--- BEGIN Given records ---

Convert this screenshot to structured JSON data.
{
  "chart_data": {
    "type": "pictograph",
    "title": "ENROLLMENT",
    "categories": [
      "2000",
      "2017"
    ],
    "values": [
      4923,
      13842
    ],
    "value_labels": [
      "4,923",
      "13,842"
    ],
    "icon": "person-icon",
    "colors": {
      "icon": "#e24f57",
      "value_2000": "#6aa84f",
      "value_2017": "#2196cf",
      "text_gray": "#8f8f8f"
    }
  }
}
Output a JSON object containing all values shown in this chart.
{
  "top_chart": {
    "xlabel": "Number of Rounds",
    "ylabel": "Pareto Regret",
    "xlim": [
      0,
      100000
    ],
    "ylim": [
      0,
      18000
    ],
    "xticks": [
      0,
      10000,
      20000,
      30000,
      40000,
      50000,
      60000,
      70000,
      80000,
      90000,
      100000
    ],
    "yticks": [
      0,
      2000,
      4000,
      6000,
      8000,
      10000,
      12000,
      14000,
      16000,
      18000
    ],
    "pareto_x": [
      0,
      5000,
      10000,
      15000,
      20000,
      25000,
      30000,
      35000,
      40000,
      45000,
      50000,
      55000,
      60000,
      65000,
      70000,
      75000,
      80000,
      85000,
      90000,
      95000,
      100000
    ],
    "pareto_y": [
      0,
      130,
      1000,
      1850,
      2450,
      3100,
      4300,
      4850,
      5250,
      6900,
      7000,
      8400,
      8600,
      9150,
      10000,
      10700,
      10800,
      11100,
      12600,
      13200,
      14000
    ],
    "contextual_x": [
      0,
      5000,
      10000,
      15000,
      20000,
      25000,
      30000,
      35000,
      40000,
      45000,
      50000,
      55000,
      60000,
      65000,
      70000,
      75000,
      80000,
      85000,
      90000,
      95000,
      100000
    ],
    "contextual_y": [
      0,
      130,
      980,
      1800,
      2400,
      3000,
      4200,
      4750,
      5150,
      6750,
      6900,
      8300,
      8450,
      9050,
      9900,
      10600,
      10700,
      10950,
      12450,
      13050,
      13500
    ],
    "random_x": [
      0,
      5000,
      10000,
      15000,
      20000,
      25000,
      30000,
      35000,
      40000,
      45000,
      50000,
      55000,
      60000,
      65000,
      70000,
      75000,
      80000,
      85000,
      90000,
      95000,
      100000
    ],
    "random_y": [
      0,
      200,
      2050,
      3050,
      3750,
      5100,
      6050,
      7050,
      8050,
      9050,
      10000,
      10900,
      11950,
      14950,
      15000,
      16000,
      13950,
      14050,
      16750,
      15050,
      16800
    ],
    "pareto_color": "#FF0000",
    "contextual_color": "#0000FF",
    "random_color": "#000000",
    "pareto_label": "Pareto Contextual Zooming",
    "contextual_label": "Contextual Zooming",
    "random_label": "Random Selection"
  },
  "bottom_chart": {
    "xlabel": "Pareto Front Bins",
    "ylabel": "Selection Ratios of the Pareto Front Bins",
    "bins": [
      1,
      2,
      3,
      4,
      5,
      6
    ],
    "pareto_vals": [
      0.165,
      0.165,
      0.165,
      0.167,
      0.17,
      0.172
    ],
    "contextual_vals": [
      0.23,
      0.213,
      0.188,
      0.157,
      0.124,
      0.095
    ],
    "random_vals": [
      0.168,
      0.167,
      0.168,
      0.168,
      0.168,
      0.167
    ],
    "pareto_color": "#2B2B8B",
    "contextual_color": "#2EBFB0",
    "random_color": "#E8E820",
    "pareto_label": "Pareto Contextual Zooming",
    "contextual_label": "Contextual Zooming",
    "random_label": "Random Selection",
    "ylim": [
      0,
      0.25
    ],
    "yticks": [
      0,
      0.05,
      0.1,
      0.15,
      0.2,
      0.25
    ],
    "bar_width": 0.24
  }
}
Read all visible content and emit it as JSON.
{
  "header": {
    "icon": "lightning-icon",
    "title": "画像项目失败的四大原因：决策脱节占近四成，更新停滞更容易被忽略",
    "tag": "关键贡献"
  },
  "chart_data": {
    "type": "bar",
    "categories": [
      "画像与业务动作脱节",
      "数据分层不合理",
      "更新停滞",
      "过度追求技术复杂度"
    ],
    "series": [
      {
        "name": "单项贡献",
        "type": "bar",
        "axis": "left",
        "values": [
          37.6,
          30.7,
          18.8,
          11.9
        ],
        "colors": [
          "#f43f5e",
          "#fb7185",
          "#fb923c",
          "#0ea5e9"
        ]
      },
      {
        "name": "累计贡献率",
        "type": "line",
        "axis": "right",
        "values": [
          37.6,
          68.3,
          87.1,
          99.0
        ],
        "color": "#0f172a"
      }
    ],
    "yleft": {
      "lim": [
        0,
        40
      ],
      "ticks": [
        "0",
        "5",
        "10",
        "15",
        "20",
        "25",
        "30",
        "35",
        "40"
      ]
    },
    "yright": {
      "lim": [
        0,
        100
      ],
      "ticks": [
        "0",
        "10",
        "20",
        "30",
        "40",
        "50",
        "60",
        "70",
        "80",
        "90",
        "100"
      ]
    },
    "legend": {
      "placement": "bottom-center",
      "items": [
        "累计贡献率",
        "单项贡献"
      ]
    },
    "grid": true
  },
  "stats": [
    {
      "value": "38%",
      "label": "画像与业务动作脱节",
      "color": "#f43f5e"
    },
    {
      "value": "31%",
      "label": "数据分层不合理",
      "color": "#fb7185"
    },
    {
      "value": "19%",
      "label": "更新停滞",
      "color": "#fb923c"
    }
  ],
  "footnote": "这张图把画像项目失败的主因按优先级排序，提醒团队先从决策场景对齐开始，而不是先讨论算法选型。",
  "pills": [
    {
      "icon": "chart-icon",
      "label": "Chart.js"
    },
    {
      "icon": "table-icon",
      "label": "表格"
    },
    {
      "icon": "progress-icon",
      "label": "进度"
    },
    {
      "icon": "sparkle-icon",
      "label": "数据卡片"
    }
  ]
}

--- END Given records ---

● Work required
Reproduce the entire listing word for word.

● Response to this task
Convert this screenshot to structured JSON data.
{
  "chart_data": {
    "type": "pictograph",
    "title": "ENROLLMENT",
    "categories": [
      "2000",
      "2017"
    ],
    "values": [
      4923,
      13842
    ],
    "value_labels": [
      "4,923",
      "13,842"
    ],
    "icon": "person-icon",
    "colors": {
      "icon": "#e24f57",
      "value_2000": "#6aa84f",
      "value_2017": "#2196cf",
      "text_gray": "#8f8f8f"
    }
  }
}
Output a JSON object containing all values shown in this chart.
{
  "top_chart": {
    "xlabel": "Number of Rounds",
    "ylabel": "Pareto Regret",
    "xlim": [
      0,
      100000
    ],
    "ylim": [
      0,
      18000
    ],
    "xticks": [
      0,
      10000,
      20000,
      30000,
      40000,
      50000,
      60000,
      70000,
      80000,
      90000,
      100000
    ],
    "yticks": [
      0,
      2000,
      4000,
      6000,
      8000,
      10000,
      12000,
      14000,
      16000,
      18000
    ],
    "pareto_x": [
      0,
      5000,
      10000,
      15000,
      20000,
      25000,
      30000,
      35000,
      40000,
      45000,
      50000,
      55000,
      60000,
      65000,
      70000,
      75000,
      80000,
      85000,
      90000,
      95000,
      100000
    ],
    "pareto_y": [
      0,
      130,
      1000,
      1850,
      2450,
      3100,
      4300,
      4850,
      5250,
      6900,
      7000,
      8400,
      8600,
      9150,
      10000,
      10700,
      10800,
      11100,
      12600,
      13200,
      14000
    ],
    "contextual_x": [
      0,
      5000,
      10000,
      15000,
      20000,
      25000,
      30000,
      35000,
      40000,
      45000,
      50000,
      55000,
      60000,
      65000,
      70000,
      75000,
      80000,
      85000,
      90000,
      95000,
      100000
    ],
    "contextual_y": [
      0,
      130,
      980,
      1800,
      2400,
      3000,
      4200,
      4750,
      5150,
      6750,
      6900,
      8300,
      8450,
      9050,
      9900,
      10600,
      10700,
      10950,
      12450,
      13050,
      13500
    ],
    "random_x": [
      0,
      5000,
      10000,
      15000,
      20000,
      25000,
      30000,
      35000,
      40000,
      45000,
      50000,
      55000,
      60000,
      65000,
      70000,
      75000,
      80000,
      85000,
      90000,
      95000,
      100000
    ],
    "random_y": [
      0,
      200,
      2050,
      3050,
      3750,
      5100,
      6050,
      7050,
      8050,
      9050,
      10000,
      10900,
      11950,
      14950,
      15000,
      16000,
      13950,
      14050,
      16750,
      15050,
      16800
    ],
    "pareto_color": "#FF0000",
    "contextual_color": "#0000FF",
    "random_color": "#000000",
    "pareto_label": "Pareto Contextual Zooming",
    "contextual_label": "Contextual Zooming",
    "random_label": "Random Selection"
  },
  "bottom_chart": {
    "xlabel": "Pareto Front Bins",
    "ylabel": "Selection Ratios of the Pareto Front Bins",
    "bins": [
      1,
      2,
      3,
      4,
      5,
      6
    ],
    "pareto_vals": [
      0.165,
      0.165,
      0.165,
      0.167,
      0.17,
      0.172
    ],
    "contextual_vals": [
      0.23,
      0.213,
      0.188,
      0.157,
      0.124,
      0.095
    ],
    "random_vals": [
      0.168,
      0.167,
      0.168,
      0.168,
      0.168,
      0.167
    ],
    "pareto_color": "#2B2B8B",
    "contextual_color": "#2EBFB0",
    "random_color": "#E8E820",
    "pareto_label": "Pareto Contextual Zooming",
    "contextual_label": "Contextual Zooming",
    "random_label": "Random Selection",
    "ylim": [
      0,
      0.25
    ],
    "yticks": [
      0,
      0.05,
      0.1,
      0.15,
      0.2,
      0.25
    ],
    "bar_width": 0.24
  }
}
Read all visible content and emit it as JSON.
{
  "header": {
    "icon": "lightning-icon",
    "title": "画像项目失败的四大原因：决策脱节占近四成，更新停滞更容易被忽略",
    "tag": "关键贡献"
  },
  "chart_data": {
    "type": "bar",
    "categories": [
      "画像与业务动作脱节",
      "数据分层不合理",
      "更新停滞",
      "过度追求技术复杂度"
    ],
    "series": [
      {
        "name": "单项贡献",
        "type": "bar",
        "axis": "left",
        "values": [
          37.6,
          30.7,
          18.8,
          11.9
        ],
        "colors": [
          "#f43f5e",
          "#fb7185",
          "#fb923c",
          "#0ea5e9"
        ]
      },
      {
        "name": "累计贡献率",
        "type": "line",
        "axis": "right",
        "values": [
          37.6,
          68.3,
          87.1,
          99.0
        ],
        "color": "#0f172a"
      }
    ],
    "yleft": {
      "lim": [
        0,
        40
      ],
      "ticks": [
        "0",
        "5",
        "10",
        "15",
        "20",
        "25",
        "30",
        "35",
        "40"
      ]
    },
    "yright": {
      "lim": [
        0,
        100
      ],
      "ticks": [
        "0",
        "10",
        "20",
        "30",
        "40",
        "50",
        "60",
        "70",
        "80",
        "90",
        "100"
      ]
    },
    "legend": {
      "placement": "bottom-center",
      "items": [
        "累计贡献率",
        "单项贡献"
      ]
    },
    "grid": true
  },
  "stats": [
    {
      "value": "38%",
      "label": "画像与业务动作脱节",
      "color": "#f43f5e"
    },
    {
      "value": "31%",
      "label": "数据分层不合理",
      "color": "#fb7185"
    },
    {
      "value": "19%",
      "label": "更新停滞",
      "color": "#fb923c"
    }
  ],
  "footnote": "这张图把画像项目失败的主因按优先级排序，提醒团队先从决策场景对齐开始，而不是先讨论算法选型。",
  "pills": [
    {
      "icon": "chart-icon",
      "label": "Chart.js"
    },
    {
      "icon": "table-icon",
      "label": "表格"
    },
    {
      "icon": "progress-icon",
      "label": "进度"
    },
    {
      "icon": "sparkle-icon",
      "label": "数据卡片"
    }
  ]
}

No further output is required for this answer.